Directions for this task:
Return each line containing "name".

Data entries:
++++++++++
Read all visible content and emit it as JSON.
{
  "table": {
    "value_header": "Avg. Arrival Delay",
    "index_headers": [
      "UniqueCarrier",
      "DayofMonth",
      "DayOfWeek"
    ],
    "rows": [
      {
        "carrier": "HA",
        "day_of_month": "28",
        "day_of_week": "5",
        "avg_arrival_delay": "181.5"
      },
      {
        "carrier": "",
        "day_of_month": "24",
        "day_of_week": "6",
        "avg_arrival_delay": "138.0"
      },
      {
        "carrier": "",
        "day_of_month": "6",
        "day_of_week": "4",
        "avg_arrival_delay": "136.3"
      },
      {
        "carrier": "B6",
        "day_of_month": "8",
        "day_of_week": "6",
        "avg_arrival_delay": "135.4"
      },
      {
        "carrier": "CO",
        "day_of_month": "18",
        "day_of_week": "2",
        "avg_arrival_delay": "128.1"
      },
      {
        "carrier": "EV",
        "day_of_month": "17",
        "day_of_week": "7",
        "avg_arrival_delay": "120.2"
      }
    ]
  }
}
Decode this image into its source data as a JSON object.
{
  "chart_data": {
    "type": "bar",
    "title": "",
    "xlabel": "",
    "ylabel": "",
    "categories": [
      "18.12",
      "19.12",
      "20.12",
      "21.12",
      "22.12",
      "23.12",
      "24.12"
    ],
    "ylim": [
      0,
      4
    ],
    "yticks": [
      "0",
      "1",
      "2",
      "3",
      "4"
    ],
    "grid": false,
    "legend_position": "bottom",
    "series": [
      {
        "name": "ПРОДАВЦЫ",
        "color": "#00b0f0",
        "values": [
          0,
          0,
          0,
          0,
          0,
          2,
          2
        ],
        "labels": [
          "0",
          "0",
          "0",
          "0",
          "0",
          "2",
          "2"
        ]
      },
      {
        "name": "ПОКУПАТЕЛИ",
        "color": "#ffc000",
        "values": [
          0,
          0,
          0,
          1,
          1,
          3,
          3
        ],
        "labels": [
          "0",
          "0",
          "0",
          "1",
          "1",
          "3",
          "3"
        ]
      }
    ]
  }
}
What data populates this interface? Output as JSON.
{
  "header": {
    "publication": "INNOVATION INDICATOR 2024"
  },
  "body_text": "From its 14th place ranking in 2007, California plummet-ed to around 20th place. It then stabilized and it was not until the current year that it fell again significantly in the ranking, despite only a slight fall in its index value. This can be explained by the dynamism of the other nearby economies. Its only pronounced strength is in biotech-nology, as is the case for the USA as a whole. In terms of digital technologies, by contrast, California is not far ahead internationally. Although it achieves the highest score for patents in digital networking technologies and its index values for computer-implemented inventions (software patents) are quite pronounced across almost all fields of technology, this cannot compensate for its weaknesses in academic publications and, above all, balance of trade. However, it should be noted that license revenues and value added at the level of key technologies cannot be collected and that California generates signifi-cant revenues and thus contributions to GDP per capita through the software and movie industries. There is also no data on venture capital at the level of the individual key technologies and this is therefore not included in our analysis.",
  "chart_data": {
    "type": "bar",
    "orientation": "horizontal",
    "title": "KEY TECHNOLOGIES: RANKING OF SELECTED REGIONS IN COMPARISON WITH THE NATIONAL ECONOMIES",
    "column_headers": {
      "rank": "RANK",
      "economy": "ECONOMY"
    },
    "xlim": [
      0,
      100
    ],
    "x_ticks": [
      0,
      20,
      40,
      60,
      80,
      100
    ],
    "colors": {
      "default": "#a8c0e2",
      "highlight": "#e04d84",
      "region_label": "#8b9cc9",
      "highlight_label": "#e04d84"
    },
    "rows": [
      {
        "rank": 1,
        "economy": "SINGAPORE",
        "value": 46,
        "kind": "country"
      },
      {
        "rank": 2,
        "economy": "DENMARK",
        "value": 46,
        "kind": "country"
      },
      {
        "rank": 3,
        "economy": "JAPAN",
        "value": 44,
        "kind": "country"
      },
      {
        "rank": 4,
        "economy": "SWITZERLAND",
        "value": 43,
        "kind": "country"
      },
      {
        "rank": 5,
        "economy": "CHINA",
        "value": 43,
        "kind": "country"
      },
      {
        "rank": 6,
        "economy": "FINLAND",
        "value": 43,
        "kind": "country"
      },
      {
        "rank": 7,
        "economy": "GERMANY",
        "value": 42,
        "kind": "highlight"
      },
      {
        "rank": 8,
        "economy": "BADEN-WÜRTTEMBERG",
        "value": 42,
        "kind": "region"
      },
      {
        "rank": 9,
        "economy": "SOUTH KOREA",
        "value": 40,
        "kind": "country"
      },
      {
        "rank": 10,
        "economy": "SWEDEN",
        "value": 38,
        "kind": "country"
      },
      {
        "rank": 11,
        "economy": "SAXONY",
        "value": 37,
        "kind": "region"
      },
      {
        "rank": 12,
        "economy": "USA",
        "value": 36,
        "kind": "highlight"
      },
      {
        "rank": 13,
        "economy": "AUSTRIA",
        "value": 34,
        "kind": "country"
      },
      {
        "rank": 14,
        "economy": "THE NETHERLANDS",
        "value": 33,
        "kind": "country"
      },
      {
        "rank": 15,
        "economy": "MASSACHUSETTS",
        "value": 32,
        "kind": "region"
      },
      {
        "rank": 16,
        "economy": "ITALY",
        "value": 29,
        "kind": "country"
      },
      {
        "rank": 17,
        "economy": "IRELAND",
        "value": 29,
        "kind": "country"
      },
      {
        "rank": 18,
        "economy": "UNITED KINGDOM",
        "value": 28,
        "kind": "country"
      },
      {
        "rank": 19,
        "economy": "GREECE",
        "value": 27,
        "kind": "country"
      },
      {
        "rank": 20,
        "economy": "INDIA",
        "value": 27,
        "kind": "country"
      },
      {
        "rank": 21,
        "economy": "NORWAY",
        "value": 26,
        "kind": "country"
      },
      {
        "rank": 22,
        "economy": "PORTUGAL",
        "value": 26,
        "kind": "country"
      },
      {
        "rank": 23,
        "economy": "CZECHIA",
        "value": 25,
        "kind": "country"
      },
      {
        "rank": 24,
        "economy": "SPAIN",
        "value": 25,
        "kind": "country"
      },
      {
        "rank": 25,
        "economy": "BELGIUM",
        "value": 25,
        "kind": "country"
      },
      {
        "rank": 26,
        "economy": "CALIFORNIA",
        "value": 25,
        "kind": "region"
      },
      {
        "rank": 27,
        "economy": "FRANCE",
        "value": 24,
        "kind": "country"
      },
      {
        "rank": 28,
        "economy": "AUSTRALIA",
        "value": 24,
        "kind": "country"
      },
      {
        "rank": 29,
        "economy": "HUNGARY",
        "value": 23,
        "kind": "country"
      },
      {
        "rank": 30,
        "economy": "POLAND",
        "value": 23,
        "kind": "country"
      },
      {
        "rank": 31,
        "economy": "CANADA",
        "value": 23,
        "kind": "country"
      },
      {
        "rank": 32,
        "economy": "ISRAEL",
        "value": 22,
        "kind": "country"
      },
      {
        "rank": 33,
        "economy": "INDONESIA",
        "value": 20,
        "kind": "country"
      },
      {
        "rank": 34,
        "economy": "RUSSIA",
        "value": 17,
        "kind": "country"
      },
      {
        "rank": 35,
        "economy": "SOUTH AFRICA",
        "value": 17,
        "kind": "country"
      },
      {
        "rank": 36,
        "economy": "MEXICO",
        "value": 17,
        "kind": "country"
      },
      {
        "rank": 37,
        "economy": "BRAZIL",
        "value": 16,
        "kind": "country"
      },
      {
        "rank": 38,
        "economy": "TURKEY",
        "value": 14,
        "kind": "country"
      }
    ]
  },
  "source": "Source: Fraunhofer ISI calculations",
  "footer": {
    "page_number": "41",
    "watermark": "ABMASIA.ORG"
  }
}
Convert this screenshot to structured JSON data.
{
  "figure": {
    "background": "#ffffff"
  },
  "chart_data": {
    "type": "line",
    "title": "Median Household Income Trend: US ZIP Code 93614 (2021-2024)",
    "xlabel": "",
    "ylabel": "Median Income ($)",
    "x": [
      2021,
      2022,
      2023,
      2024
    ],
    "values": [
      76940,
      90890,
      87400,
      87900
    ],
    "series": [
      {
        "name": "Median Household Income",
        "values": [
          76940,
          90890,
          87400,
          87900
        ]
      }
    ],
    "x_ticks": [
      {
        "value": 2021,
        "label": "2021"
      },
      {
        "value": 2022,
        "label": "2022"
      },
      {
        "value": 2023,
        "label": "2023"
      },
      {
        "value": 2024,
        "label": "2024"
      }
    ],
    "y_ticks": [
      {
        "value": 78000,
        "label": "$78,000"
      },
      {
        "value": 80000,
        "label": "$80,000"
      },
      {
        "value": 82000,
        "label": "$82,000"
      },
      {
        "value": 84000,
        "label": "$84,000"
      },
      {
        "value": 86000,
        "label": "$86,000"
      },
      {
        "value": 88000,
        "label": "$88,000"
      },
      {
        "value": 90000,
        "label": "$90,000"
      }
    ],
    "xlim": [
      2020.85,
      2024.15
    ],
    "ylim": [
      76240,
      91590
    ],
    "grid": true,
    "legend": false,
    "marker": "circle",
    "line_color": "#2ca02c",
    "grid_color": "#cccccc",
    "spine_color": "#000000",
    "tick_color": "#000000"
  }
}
++++++++++
Response to this task:
        "name": "ПРОДАВЦЫ",
        "name": "ПОКУПАТЕЛИ",
        "name": "Median Household Income",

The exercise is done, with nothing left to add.